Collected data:
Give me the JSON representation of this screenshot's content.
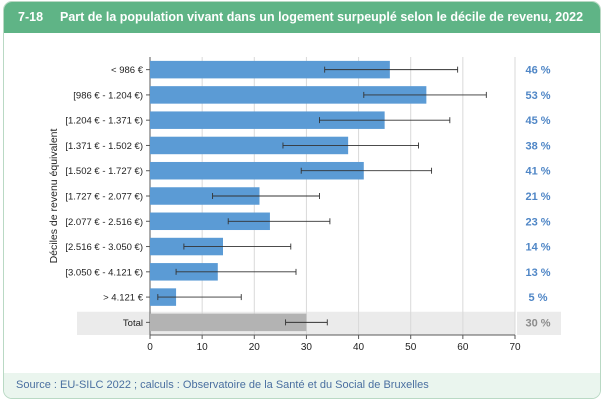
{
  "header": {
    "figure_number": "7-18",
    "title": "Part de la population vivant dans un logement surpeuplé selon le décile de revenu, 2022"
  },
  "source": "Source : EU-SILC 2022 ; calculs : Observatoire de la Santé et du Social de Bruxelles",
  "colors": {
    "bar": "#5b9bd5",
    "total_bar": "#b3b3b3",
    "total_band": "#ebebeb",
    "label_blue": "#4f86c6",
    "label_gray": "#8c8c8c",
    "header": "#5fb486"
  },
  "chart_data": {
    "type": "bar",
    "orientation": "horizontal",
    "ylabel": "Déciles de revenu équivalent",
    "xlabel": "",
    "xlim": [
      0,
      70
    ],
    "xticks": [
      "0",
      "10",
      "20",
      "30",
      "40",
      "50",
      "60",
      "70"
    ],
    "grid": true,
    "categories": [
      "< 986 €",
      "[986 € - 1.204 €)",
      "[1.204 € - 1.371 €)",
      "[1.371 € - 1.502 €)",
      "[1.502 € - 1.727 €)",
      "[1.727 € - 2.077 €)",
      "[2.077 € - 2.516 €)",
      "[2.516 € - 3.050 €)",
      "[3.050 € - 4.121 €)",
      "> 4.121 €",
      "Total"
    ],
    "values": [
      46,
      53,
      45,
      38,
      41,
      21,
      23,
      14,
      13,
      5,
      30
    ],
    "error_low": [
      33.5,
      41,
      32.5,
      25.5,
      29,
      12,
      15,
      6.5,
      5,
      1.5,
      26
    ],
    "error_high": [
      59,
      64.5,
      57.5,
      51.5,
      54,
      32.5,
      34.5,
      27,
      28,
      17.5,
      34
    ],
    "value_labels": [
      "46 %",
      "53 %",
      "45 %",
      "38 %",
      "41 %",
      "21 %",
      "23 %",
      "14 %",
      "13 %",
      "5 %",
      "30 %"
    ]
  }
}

Stated problem >>
Copy the material shown above in full and exactly. Skip the pictures.

Final answer >>
Give me the JSON representation of this screenshot's content.
{
  "header": {
    "figure_number": "7-18",
    "title": "Part de la population vivant dans un logement surpeuplé selon le décile de revenu, 2022"
  },
  "source": "Source : EU-SILC 2022 ; calculs : Observatoire de la Santé et du Social de Bruxelles",
  "colors": {
    "bar": "#5b9bd5",
    "total_bar": "#b3b3b3",
    "total_band": "#ebebeb",
    "label_blue": "#4f86c6",
    "label_gray": "#8c8c8c",
    "header": "#5fb486"
  },
  "chart_data": {
    "type": "bar",
    "orientation": "horizontal",
    "ylabel": "Déciles de revenu équivalent",
    "xlabel": "",
    "xlim": [
      0,
      70
    ],
    "xticks": [
      "0",
      "10",
      "20",
      "30",
      "40",
      "50",
      "60",
      "70"
    ],
    "grid": true,
    "categories": [
      "< 986 €",
      "[986 € - 1.204 €)",
      "[1.204 € - 1.371 €)",
      "[1.371 € - 1.502 €)",
      "[1.502 € - 1.727 €)",
      "[1.727 € - 2.077 €)",
      "[2.077 € - 2.516 €)",
      "[2.516 € - 3.050 €)",
      "[3.050 € - 4.121 €)",
      "> 4.121 €",
      "Total"
    ],
    "values": [
      46,
      53,
      45,
      38,
      41,
      21,
      23,
      14,
      13,
      5,
      30
    ],
    "error_low": [
      33.5,
      41,
      32.5,
      25.5,
      29,
      12,
      15,
      6.5,
      5,
      1.5,
      26
    ],
    "error_high": [
      59,
      64.5,
      57.5,
      51.5,
      54,
      32.5,
      34.5,
      27,
      28,
      17.5,
      34
    ],
    "value_labels": [
      "46 %",
      "53 %",
      "45 %",
      "38 %",
      "41 %",
      "21 %",
      "23 %",
      "14 %",
      "13 %",
      "5 %",
      "30 %"
    ]
  }
}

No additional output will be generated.